[START MATERIAL SUPPLIED]
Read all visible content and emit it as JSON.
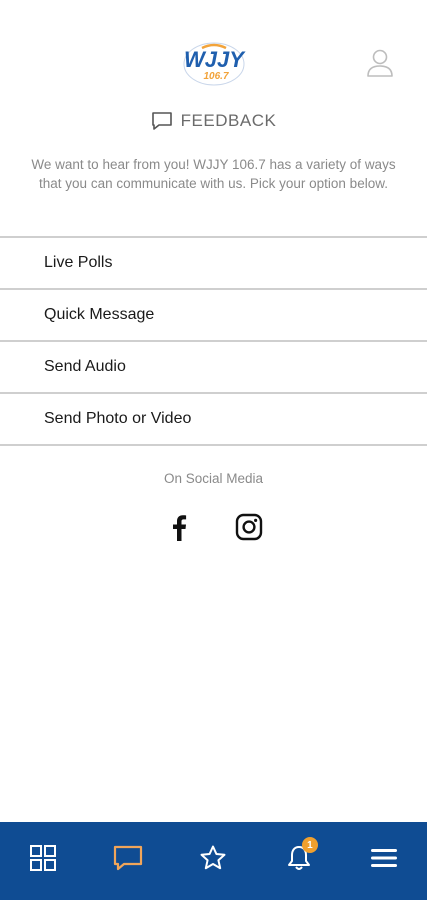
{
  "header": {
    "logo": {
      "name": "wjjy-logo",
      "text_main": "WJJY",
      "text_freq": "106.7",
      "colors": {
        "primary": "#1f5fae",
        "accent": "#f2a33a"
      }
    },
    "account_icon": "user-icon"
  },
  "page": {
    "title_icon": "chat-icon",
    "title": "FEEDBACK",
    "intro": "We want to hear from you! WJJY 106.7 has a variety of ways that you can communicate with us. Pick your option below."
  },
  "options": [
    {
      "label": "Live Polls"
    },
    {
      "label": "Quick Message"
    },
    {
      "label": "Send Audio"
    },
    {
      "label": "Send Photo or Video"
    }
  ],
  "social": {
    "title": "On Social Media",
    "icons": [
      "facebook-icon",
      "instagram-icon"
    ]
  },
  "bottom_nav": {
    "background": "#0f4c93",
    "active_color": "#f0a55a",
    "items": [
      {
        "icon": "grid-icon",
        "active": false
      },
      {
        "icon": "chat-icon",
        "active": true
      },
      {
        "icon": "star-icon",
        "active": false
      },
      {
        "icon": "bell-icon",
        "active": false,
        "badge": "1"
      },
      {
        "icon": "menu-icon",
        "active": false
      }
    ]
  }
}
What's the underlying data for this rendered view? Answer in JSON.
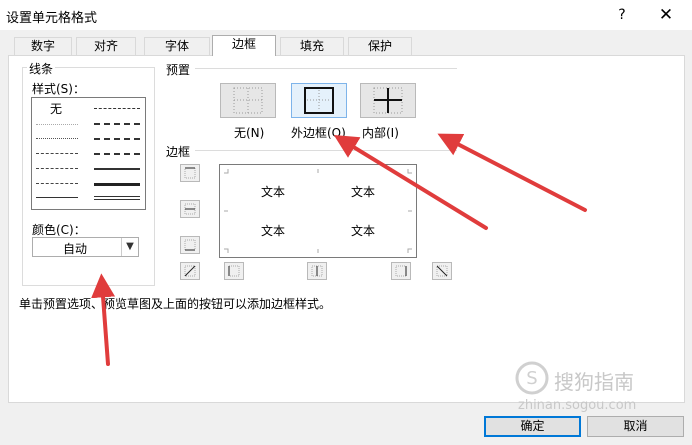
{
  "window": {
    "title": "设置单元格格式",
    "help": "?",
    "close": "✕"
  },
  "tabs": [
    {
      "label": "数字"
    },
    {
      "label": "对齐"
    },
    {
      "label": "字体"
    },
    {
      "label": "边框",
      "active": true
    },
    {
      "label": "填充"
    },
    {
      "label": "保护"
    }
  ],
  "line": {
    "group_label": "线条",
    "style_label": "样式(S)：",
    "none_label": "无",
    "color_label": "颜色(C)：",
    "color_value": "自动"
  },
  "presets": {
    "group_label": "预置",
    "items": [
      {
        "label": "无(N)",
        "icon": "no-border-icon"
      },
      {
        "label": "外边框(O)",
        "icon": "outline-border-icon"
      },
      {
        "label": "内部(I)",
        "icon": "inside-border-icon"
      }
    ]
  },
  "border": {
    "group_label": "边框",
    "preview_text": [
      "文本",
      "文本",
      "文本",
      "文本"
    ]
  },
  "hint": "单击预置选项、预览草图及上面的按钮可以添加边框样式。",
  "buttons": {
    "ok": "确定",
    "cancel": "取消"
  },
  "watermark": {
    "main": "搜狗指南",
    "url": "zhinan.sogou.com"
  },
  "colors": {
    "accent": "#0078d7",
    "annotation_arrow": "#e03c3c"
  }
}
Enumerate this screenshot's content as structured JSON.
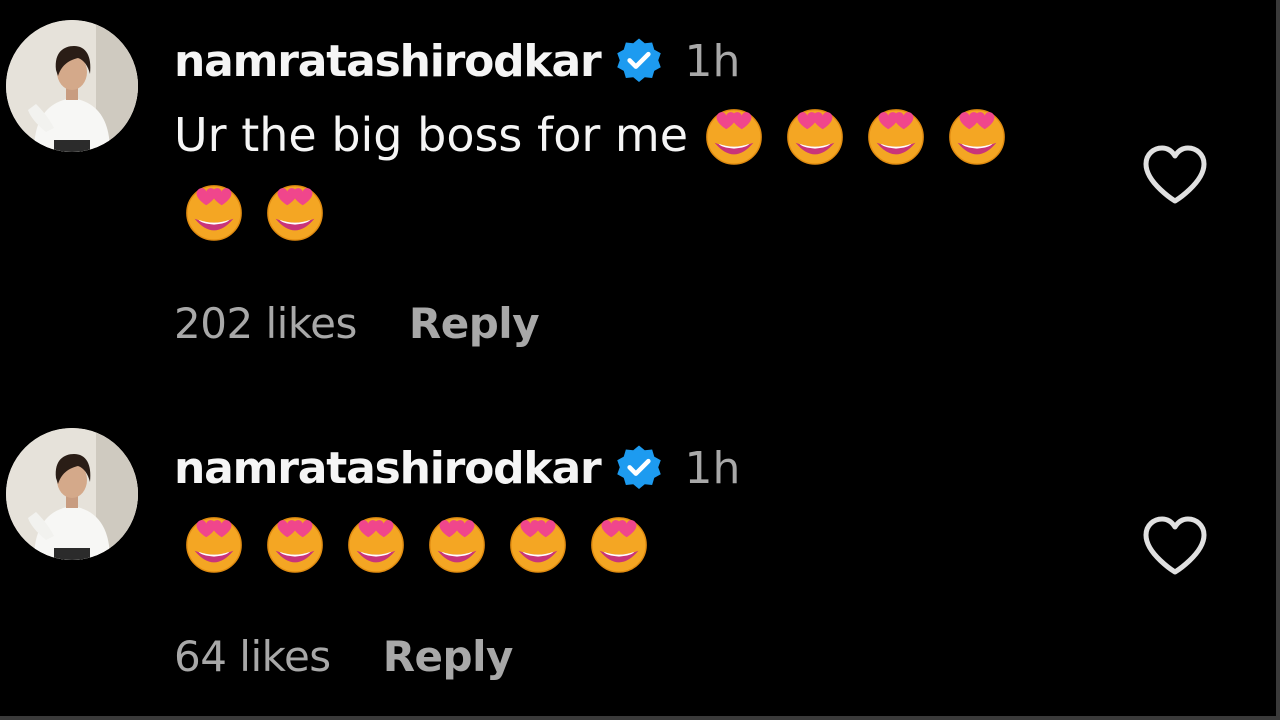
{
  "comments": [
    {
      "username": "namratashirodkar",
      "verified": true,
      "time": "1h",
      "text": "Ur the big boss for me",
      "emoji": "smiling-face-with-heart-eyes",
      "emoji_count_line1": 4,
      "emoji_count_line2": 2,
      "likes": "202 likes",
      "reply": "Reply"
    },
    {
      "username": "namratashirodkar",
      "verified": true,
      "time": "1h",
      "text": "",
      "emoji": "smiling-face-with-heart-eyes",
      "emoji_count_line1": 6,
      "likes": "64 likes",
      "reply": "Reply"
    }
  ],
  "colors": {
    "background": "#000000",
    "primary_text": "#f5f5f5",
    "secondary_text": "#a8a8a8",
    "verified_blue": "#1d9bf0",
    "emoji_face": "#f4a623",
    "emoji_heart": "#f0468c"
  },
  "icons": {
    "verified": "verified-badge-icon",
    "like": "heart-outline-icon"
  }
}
[END MATERIAL SUPPLIED]
AIM OF THE EXERCISE:
Give back all entries exactly. No pictures belong in the copy.

COMPLETE RESPONSE:
Read all visible content and emit it as JSON.
{
  "header": {
    "logo": {
      "name": "wjjy-logo",
      "text_main": "WJJY",
      "text_freq": "106.7",
      "colors": {
        "primary": "#1f5fae",
        "accent": "#f2a33a"
      }
    },
    "account_icon": "user-icon"
  },
  "page": {
    "title_icon": "chat-icon",
    "title": "FEEDBACK",
    "intro": "We want to hear from you! WJJY 106.7 has a variety of ways that you can communicate with us. Pick your option below."
  },
  "options": [
    {
      "label": "Live Polls"
    },
    {
      "label": "Quick Message"
    },
    {
      "label": "Send Audio"
    },
    {
      "label": "Send Photo or Video"
    }
  ],
  "social": {
    "title": "On Social Media",
    "icons": [
      "facebook-icon",
      "instagram-icon"
    ]
  },
  "bottom_nav": {
    "background": "#0f4c93",
    "active_color": "#f0a55a",
    "items": [
      {
        "icon": "grid-icon",
        "active": false
      },
      {
        "icon": "chat-icon",
        "active": true
      },
      {
        "icon": "star-icon",
        "active": false
      },
      {
        "icon": "bell-icon",
        "active": false,
        "badge": "1"
      },
      {
        "icon": "menu-icon",
        "active": false
      }
    ]
  }
}
What's the underlying data for this rendered view? Answer in JSON.
{
  "window": {
    "title": "设置单元格格式",
    "help": "?",
    "close": "✕"
  },
  "tabs": [
    {
      "label": "数字"
    },
    {
      "label": "对齐"
    },
    {
      "label": "字体"
    },
    {
      "label": "边框",
      "active": true
    },
    {
      "label": "填充"
    },
    {
      "label": "保护"
    }
  ],
  "line": {
    "group_label": "线条",
    "style_label": "样式(S)：",
    "none_label": "无",
    "color_label": "颜色(C)：",
    "color_value": "自动"
  },
  "presets": {
    "group_label": "预置",
    "items": [
      {
        "label": "无(N)",
        "icon": "no-border-icon"
      },
      {
        "label": "外边框(O)",
        "icon": "outline-border-icon"
      },
      {
        "label": "内部(I)",
        "icon": "inside-border-icon"
      }
    ]
  },
  "border": {
    "group_label": "边框",
    "preview_text": [
      "文本",
      "文本",
      "文本",
      "文本"
    ]
  },
  "hint": "单击预置选项、预览草图及上面的按钮可以添加边框样式。",
  "buttons": {
    "ok": "确定",
    "cancel": "取消"
  },
  "watermark": {
    "main": "搜狗指南",
    "url": "zhinan.sogou.com"
  },
  "colors": {
    "accent": "#0078d7",
    "annotation_arrow": "#e03c3c"
  }
}
Enumerate this screenshot's content as structured JSON.
{
  "comments": [
    {
      "username": "namratashirodkar",
      "verified": true,
      "time": "1h",
      "text": "Ur the big boss for me",
      "emoji": "smiling-face-with-heart-eyes",
      "emoji_count_line1": 4,
      "emoji_count_line2": 2,
      "likes": "202 likes",
      "reply": "Reply"
    },
    {
      "username": "namratashirodkar",
      "verified": true,
      "time": "1h",
      "text": "",
      "emoji": "smiling-face-with-heart-eyes",
      "emoji_count_line1": 6,
      "likes": "64 likes",
      "reply": "Reply"
    }
  ],
  "colors": {
    "background": "#000000",
    "primary_text": "#f5f5f5",
    "secondary_text": "#a8a8a8",
    "verified_blue": "#1d9bf0",
    "emoji_face": "#f4a623",
    "emoji_heart": "#f0468c"
  },
  "icons": {
    "verified": "verified-badge-icon",
    "like": "heart-outline-icon"
  }
}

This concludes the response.